* [Questions]:
• a. In the Educating Rivka passage, where did Rivka take the white lace parasol and gloves?
• b. Which words of the Educating Rivka passage run from "Young Rivka Schorr" to "doted on her."? Reproduce that span, starting at the first and ending at the second.
• c. How would you render this sentence from the Educating Rivka passage in Spanish: "Rivka was the daughter of a respected orthodox rabbi, who was also a newspaper editor."

* [Source passage]:
Wednesday, March 12, 2014

Educating Rivka

If you are one of my siblings or one of my cousins on my mother’s side, and I say that I’m about to tell you the story of Savtah Rivka, the white lace gloves, and the white lace parasol, you’re probably already smiling. It is, after all, a beautiful story that perfectly captures the force of nature that was my grandmother.

Rivka Schorr was born in Jerusalem in the early 1910s, at a time when the Turkish Ottoman Empire stretched over three continents with Jerusalem more or less at the center. World War I raged when she was still a little girl, and when the war was over, and Western Europe had won, the victors broke the Empire apart into numerous new countries. The area of land that the Romans had called Palestine was handed over to the British, and in 1917 the Balfour Declaration vowed that Palestine would become a homeland for the Jews.

Young Rivka Schorr grew up mostly under British rule, and she was still a little girl when the British divided Palestine into two parts. The larger part to the east of the Jordan River was given to a sheikh to create the Hashemite Kingdom of Transjordan. The third to the west of the Jordan River was still promised to the Jews, and she grew up with the hope of seeing that dream become a reality.

Rivka was the daughter of a respected orthodox rabbi, who was also a newspaper editor. She was not my great-grandparents firstborn. She was the youngest. But she was the only one to survive past infancy. Naturally, her parents doted on her.

I don’t know how old she was at the time of this story. My guess is that she was probably twelve or thirteen. Both of my grandmothers grew up in Batei Machaseh, apartments that were built to house Jewish families outside the walls of Jerusalem's Old City, so this is where the story takes place.  

Photo from VirtualJerusalem.com of Batei Machaseh http://www.virtualjerusalem.com/holidays/JerusalemDay/rothsch.jpg


Young Rivka had the proper upbringing for an Orthodox Rabbi’s daughter at the time, which meant she didn’t go to school. There was, as far as I can tell, only one school in the world for Orthodox Jewish school for girls—Bais Yaaakov—and it was very new and very far away in Poland. Orthodox Jewish boys in Jerusalem went to yeshiva, but orthodox Jewish girls were expected to be educated at home by their mothers, governesses or tutors.

This, however, didn’t suit headstrong Rivka Schorr. 

Rivka was determined to go to a real school, never mind what was expected of a rabbi’s daughter!  

The Evelina de Rothschild school for girls in Jerusalem had a required uniform. Rivka couldn’t ask her parents to buy what she needed. Oh, no. They never would have agreed. So she wrote to a cousin in Austria, and asked him to secretly send her a white lace parasol and a white lace pair of gloves. She took them to a hotel in what today is the Armenian Quarter in Jerusalem’s Old City. The hotel belonged to a Jewish woman who later became the grandmother of my writer cousin Emuna Elon’s husband, former Israeli Member of Parliament, Rabbi Binyamin Elon. The hotel’s owner agreed to hold on to the parasol and gloves so that Rivka could pick them up on her way to school.

* [Provided data]:
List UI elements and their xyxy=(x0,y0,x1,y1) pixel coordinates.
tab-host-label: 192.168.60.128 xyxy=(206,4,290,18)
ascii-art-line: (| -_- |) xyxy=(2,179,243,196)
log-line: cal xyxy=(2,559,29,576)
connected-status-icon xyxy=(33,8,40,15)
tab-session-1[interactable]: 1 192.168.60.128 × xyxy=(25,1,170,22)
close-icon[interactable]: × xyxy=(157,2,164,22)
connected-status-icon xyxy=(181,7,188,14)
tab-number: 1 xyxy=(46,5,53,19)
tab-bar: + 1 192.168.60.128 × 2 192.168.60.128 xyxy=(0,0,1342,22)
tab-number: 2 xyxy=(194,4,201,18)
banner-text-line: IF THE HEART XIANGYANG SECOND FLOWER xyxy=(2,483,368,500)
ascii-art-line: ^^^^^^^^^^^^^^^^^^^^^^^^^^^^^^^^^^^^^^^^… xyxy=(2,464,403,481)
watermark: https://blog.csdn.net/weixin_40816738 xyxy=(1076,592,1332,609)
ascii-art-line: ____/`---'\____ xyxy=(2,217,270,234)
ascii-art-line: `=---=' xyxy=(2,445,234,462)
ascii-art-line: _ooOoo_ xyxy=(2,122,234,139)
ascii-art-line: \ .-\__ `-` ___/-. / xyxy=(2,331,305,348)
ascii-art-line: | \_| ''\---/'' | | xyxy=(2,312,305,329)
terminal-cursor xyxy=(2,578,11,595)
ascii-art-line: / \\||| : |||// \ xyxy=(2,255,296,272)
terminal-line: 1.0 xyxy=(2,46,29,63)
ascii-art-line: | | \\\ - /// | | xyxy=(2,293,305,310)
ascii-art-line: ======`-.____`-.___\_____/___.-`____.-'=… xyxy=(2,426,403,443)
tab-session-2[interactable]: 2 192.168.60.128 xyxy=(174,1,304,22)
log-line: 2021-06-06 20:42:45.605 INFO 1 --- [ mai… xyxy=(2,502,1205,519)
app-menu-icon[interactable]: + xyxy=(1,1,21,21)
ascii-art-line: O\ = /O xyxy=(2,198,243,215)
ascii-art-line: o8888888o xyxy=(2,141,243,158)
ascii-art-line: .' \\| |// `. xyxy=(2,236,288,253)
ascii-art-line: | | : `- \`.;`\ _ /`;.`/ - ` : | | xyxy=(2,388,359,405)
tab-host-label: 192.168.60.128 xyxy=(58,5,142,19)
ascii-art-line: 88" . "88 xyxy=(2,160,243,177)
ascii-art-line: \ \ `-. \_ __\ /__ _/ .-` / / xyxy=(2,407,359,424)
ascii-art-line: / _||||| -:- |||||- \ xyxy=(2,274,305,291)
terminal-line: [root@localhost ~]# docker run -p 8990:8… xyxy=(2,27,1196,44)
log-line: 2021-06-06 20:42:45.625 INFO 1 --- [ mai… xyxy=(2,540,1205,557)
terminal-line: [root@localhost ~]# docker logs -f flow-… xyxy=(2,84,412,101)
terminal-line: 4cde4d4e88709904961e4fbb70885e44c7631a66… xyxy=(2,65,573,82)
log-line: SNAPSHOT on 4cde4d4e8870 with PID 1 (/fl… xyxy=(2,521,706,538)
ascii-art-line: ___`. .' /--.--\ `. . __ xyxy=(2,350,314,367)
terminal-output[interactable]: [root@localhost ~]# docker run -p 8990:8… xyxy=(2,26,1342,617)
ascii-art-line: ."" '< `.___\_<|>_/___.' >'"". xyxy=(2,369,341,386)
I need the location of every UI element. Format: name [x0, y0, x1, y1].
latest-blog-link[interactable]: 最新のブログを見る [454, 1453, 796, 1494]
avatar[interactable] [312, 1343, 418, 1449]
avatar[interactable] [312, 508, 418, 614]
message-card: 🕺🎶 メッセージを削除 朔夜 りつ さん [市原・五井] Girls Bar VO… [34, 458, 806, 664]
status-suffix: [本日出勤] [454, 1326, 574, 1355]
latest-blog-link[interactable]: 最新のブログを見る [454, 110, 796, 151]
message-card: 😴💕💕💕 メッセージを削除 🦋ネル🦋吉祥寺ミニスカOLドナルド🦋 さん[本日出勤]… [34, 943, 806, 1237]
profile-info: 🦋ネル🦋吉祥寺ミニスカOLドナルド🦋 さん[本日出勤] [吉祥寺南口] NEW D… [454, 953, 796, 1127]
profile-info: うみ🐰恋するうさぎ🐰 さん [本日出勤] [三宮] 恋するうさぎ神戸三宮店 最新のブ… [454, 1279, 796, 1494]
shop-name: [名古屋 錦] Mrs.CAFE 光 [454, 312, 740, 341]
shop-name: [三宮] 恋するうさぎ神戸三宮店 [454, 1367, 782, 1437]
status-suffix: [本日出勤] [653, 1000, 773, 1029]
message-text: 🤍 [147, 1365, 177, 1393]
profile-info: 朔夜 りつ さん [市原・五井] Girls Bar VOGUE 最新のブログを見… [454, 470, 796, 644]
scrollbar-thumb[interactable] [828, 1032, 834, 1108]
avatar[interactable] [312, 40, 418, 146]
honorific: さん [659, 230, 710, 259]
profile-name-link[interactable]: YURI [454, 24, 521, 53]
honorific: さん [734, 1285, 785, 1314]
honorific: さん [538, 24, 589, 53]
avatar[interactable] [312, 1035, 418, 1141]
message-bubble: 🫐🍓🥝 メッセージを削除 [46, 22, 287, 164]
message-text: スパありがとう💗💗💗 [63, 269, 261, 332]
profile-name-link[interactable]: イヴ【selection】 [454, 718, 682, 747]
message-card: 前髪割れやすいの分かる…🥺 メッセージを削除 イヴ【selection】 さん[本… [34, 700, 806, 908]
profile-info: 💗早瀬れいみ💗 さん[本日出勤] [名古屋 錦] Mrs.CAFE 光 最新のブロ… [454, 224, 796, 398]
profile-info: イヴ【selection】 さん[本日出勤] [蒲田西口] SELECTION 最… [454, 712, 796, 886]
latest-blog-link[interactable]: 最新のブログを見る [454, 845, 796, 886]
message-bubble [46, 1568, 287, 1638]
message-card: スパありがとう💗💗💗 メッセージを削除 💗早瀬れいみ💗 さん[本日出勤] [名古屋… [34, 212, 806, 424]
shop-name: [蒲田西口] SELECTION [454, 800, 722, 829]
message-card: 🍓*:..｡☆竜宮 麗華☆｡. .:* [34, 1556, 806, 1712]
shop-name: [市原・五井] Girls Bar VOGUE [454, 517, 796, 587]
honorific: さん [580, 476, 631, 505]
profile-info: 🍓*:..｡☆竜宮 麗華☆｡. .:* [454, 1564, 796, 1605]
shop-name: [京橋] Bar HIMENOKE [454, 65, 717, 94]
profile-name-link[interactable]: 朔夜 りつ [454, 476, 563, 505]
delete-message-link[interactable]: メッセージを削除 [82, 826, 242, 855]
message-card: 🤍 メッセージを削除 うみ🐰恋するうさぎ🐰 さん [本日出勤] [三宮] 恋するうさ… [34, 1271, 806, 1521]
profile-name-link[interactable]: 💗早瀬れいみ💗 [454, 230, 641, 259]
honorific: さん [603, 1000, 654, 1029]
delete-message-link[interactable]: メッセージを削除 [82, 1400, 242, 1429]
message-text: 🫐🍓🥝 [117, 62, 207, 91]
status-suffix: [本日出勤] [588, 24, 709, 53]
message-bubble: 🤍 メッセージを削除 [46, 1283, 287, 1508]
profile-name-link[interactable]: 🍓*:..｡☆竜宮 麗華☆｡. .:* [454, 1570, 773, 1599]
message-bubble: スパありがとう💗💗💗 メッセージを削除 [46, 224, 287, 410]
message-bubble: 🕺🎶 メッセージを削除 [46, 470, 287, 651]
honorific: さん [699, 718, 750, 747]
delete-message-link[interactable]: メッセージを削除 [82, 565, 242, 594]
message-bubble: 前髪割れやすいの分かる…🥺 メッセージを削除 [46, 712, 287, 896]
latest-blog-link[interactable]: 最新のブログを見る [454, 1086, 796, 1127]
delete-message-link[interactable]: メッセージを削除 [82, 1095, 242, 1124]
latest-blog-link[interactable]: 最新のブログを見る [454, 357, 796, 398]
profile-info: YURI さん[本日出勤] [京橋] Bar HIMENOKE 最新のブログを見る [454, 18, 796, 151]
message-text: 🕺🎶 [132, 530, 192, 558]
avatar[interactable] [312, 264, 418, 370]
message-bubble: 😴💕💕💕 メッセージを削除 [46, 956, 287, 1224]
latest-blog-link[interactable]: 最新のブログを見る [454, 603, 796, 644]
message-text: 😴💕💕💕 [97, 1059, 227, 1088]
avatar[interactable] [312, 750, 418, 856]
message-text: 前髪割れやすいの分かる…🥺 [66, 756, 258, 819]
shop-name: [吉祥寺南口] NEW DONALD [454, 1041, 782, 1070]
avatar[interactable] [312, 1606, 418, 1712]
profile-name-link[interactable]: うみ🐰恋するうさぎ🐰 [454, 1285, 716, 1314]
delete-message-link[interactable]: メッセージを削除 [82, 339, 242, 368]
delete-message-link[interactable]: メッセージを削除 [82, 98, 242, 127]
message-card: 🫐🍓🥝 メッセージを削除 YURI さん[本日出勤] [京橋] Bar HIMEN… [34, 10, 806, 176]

* [Outputs for the tasks]:
• a. To a hotel in what today is the Armenian Quarter in Jerusalem's Old City.

• b.
Young Rivka Schorr grew up mostly under British rule, and she was still a little girl when the British divided Palestine into two parts. The larger part to the east of the Jordan River was given to a sheikh to create the Hashemite Kingdom of Transjordan. The third to the west of the Jordan River was still promised to the Jews, and she grew up with the hope of seeing that dream become a reality.

Rivka was the daughter of a respected orthodox rabbi, who was also a newspaper editor. She was not my great-grandparents firstborn. She was the youngest. But she was the only one to survive past infancy. Naturally, her parents doted on her.

• c. Rivka era hija de un respetado rabino ortodoxo, que también era editor de un periódico.